= CHALLENGE =
Print every line of the listing exactly, please.

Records
+++

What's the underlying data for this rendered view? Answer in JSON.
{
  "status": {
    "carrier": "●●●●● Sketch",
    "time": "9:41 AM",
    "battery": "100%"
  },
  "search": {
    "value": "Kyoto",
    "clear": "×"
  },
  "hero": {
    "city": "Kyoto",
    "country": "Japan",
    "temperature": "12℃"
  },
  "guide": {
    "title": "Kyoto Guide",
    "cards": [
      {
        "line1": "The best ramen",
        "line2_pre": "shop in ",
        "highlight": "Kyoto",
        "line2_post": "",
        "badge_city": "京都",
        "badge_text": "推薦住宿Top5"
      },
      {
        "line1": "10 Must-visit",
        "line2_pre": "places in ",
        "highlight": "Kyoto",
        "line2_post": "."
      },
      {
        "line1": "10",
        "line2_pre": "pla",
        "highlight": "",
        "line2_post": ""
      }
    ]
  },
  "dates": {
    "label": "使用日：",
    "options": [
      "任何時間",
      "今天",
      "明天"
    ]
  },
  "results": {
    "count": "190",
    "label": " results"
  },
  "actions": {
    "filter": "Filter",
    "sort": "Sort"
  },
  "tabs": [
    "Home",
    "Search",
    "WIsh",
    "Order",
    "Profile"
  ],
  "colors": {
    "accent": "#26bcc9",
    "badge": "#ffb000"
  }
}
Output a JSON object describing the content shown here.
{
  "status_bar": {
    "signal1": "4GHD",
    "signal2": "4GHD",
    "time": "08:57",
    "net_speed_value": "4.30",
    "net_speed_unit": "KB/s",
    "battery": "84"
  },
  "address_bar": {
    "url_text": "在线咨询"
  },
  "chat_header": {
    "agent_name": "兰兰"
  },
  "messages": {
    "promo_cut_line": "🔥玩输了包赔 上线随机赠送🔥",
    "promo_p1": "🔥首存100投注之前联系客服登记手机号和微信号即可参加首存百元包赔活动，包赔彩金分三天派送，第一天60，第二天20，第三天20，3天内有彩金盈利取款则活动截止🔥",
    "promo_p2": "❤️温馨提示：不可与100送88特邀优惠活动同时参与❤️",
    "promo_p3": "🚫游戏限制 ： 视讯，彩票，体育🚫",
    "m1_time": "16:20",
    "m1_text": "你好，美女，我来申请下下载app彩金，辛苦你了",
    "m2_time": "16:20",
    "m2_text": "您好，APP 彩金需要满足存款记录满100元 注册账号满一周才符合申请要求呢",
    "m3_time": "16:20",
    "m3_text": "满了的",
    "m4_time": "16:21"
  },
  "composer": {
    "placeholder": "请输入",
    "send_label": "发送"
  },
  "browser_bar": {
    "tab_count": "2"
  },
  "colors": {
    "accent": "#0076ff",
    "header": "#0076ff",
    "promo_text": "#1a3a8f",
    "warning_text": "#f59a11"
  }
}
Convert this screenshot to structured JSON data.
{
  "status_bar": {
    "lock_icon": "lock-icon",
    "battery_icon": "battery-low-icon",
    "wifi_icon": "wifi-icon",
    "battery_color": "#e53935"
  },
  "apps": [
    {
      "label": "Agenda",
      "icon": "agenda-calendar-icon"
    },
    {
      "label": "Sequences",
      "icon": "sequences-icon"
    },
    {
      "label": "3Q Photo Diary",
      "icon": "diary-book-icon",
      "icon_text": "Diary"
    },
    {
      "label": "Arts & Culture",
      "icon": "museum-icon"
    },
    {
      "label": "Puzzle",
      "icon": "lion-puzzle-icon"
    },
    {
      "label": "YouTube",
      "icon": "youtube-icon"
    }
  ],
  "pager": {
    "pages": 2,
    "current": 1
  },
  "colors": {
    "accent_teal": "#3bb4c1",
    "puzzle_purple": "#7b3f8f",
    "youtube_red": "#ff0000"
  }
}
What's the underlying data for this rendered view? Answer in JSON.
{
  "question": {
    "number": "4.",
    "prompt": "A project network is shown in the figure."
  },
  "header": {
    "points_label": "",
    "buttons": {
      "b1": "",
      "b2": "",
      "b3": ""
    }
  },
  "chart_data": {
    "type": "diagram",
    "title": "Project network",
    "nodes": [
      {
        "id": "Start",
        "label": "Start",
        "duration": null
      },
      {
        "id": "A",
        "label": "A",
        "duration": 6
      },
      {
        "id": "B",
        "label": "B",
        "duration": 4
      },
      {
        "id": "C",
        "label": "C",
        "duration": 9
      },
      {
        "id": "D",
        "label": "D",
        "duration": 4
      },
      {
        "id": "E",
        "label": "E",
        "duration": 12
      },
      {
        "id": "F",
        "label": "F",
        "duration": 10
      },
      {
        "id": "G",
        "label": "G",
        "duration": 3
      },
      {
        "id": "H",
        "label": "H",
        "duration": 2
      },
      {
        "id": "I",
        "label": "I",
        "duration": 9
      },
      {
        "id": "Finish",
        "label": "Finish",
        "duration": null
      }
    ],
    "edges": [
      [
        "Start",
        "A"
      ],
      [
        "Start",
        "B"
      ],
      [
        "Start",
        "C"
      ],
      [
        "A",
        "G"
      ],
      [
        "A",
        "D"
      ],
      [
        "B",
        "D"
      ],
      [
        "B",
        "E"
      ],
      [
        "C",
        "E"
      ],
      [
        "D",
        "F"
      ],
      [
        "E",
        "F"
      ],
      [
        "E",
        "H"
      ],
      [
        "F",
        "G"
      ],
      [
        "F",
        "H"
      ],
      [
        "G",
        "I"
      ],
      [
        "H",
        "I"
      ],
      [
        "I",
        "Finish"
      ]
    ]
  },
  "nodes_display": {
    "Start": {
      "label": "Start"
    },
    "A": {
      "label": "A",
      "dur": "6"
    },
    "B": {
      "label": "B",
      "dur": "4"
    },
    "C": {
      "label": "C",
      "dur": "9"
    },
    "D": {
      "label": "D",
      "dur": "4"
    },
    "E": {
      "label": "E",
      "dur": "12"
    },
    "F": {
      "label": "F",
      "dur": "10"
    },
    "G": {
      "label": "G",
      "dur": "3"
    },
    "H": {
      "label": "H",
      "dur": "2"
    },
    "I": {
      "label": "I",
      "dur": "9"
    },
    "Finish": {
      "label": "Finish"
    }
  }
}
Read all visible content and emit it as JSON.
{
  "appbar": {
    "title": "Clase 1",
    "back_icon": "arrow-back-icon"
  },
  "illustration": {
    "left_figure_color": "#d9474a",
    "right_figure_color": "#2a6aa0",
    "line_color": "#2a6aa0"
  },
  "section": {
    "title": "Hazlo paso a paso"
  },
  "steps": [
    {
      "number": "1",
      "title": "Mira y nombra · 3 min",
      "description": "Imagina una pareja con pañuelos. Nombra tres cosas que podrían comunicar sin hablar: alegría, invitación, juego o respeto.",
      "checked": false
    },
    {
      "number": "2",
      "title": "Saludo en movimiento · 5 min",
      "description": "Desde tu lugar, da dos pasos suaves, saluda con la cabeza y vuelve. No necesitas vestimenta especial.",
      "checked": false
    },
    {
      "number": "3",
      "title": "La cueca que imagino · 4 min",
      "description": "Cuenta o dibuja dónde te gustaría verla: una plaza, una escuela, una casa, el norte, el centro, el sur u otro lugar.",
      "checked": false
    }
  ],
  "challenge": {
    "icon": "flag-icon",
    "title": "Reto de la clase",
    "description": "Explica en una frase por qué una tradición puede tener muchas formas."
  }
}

+++

= RESULT FOR THIS TASK =
What's the underlying data for this rendered view? Answer in JSON.
{
  "status": {
    "carrier": "●●●●● Sketch",
    "time": "9:41 AM",
    "battery": "100%"
  },
  "search": {
    "value": "Kyoto",
    "clear": "×"
  },
  "hero": {
    "city": "Kyoto",
    "country": "Japan",
    "temperature": "12℃"
  },
  "guide": {
    "title": "Kyoto Guide",
    "cards": [
      {
        "line1": "The best ramen",
        "line2_pre": "shop in ",
        "highlight": "Kyoto",
        "line2_post": "",
        "badge_city": "京都",
        "badge_text": "推薦住宿Top5"
      },
      {
        "line1": "10 Must-visit",
        "line2_pre": "places in ",
        "highlight": "Kyoto",
        "line2_post": "."
      },
      {
        "line1": "10",
        "line2_pre": "pla",
        "highlight": "",
        "line2_post": ""
      }
    ]
  },
  "dates": {
    "label": "使用日：",
    "options": [
      "任何時間",
      "今天",
      "明天"
    ]
  },
  "results": {
    "count": "190",
    "label": " results"
  },
  "actions": {
    "filter": "Filter",
    "sort": "Sort"
  },
  "tabs": [
    "Home",
    "Search",
    "WIsh",
    "Order",
    "Profile"
  ],
  "colors": {
    "accent": "#26bcc9",
    "badge": "#ffb000"
  }
}
Output a JSON object describing the content shown here.
{
  "status_bar": {
    "signal1": "4GHD",
    "signal2": "4GHD",
    "time": "08:57",
    "net_speed_value": "4.30",
    "net_speed_unit": "KB/s",
    "battery": "84"
  },
  "address_bar": {
    "url_text": "在线咨询"
  },
  "chat_header": {
    "agent_name": "兰兰"
  },
  "messages": {
    "promo_cut_line": "🔥玩输了包赔 上线随机赠送🔥",
    "promo_p1": "🔥首存100投注之前联系客服登记手机号和微信号即可参加首存百元包赔活动，包赔彩金分三天派送，第一天60，第二天20，第三天20，3天内有彩金盈利取款则活动截止🔥",
    "promo_p2": "❤️温馨提示：不可与100送88特邀优惠活动同时参与❤️",
    "promo_p3": "🚫游戏限制 ： 视讯，彩票，体育🚫",
    "m1_time": "16:20",
    "m1_text": "你好，美女，我来申请下下载app彩金，辛苦你了",
    "m2_time": "16:20",
    "m2_text": "您好，APP 彩金需要满足存款记录满100元 注册账号满一周才符合申请要求呢",
    "m3_time": "16:20",
    "m3_text": "满了的",
    "m4_time": "16:21"
  },
  "composer": {
    "placeholder": "请输入",
    "send_label": "发送"
  },
  "browser_bar": {
    "tab_count": "2"
  },
  "colors": {
    "accent": "#0076ff",
    "header": "#0076ff",
    "promo_text": "#1a3a8f",
    "warning_text": "#f59a11"
  }
}
Convert this screenshot to structured JSON data.
{
  "status_bar": {
    "lock_icon": "lock-icon",
    "battery_icon": "battery-low-icon",
    "wifi_icon": "wifi-icon",
    "battery_color": "#e53935"
  },
  "apps": [
    {
      "label": "Agenda",
      "icon": "agenda-calendar-icon"
    },
    {
      "label": "Sequences",
      "icon": "sequences-icon"
    },
    {
      "label": "3Q Photo Diary",
      "icon": "diary-book-icon",
      "icon_text": "Diary"
    },
    {
      "label": "Arts & Culture",
      "icon": "museum-icon"
    },
    {
      "label": "Puzzle",
      "icon": "lion-puzzle-icon"
    },
    {
      "label": "YouTube",
      "icon": "youtube-icon"
    }
  ],
  "pager": {
    "pages": 2,
    "current": 1
  },
  "colors": {
    "accent_teal": "#3bb4c1",
    "puzzle_purple": "#7b3f8f",
    "youtube_red": "#ff0000"
  }
}
What's the underlying data for this rendered view? Answer in JSON.
{
  "question": {
    "number": "4.",
    "prompt": "A project network is shown in the figure."
  },
  "header": {
    "points_label": "",
    "buttons": {
      "b1": "",
      "b2": "",
      "b3": ""
    }
  },
  "chart_data": {
    "type": "diagram",
    "title": "Project network",
    "nodes": [
      {
        "id": "Start",
        "label": "Start",
        "duration": null
      },
      {
        "id": "A",
        "label": "A",
        "duration": 6
      },
      {
        "id": "B",
        "label": "B",
        "duration": 4
      },
      {
        "id": "C",
        "label": "C",
        "duration": 9
      },
      {
        "id": "D",
        "label": "D",
        "duration": 4
      },
      {
        "id": "E",
        "label": "E",
        "duration": 12
      },
      {
        "id": "F",
        "label": "F",
        "duration": 10
      },
      {
        "id": "G",
        "label": "G",
        "duration": 3
      },
      {
        "id": "H",
        "label": "H",
        "duration": 2
      },
      {
        "id": "I",
        "label": "I",
        "duration": 9
      },
      {
        "id": "Finish",
        "label": "Finish",
        "duration": null
      }
    ],
    "edges": [
      [
        "Start",
        "A"
      ],
      [
        "Start",
        "B"
      ],
      [
        "Start",
        "C"
      ],
      [
        "A",
        "G"
      ],
      [
        "A",
        "D"
      ],
      [
        "B",
        "D"
      ],
      [
        "B",
        "E"
      ],
      [
        "C",
        "E"
      ],
      [
        "D",
        "F"
      ],
      [
        "E",
        "F"
      ],
      [
        "E",
        "H"
      ],
      [
        "F",
        "G"
      ],
      [
        "F",
        "H"
      ],
      [
        "G",
        "I"
      ],
      [
        "H",
        "I"
      ],
      [
        "I",
        "Finish"
      ]
    ]
  },
  "nodes_display": {
    "Start": {
      "label": "Start"
    },
    "A": {
      "label": "A",
      "dur": "6"
    },
    "B": {
      "label": "B",
      "dur": "4"
    },
    "C": {
      "label": "C",
      "dur": "9"
    },
    "D": {
      "label": "D",
      "dur": "4"
    },
    "E": {
      "label": "E",
      "dur": "12"
    },
    "F": {
      "label": "F",
      "dur": "10"
    },
    "G": {
      "label": "G",
      "dur": "3"
    },
    "H": {
      "label": "H",
      "dur": "2"
    },
    "I": {
      "label": "I",
      "dur": "9"
    },
    "Finish": {
      "label": "Finish"
    }
  }
}
Read all visible content and emit it as JSON.
{
  "appbar": {
    "title": "Clase 1",
    "back_icon": "arrow-back-icon"
  },
  "illustration": {
    "left_figure_color": "#d9474a",
    "right_figure_color": "#2a6aa0",
    "line_color": "#2a6aa0"
  },
  "section": {
    "title": "Hazlo paso a paso"
  },
  "steps": [
    {
      "number": "1",
      "title": "Mira y nombra · 3 min",
      "description": "Imagina una pareja con pañuelos. Nombra tres cosas que podrían comunicar sin hablar: alegría, invitación, juego o respeto.",
      "checked": false
    },
    {
      "number": "2",
      "title": "Saludo en movimiento · 5 min",
      "description": "Desde tu lugar, da dos pasos suaves, saluda con la cabeza y vuelve. No necesitas vestimenta especial.",
      "checked": false
    },
    {
      "number": "3",
      "title": "La cueca que imagino · 4 min",
      "description": "Cuenta o dibuja dónde te gustaría verla: una plaza, una escuela, una casa, el norte, el centro, el sur u otro lugar.",
      "checked": false
    }
  ],
  "challenge": {
    "icon": "flag-icon",
    "title": "Reto de la clase",
    "description": "Explica en una frase por qué una tradición puede tener muchas formas."
  }
}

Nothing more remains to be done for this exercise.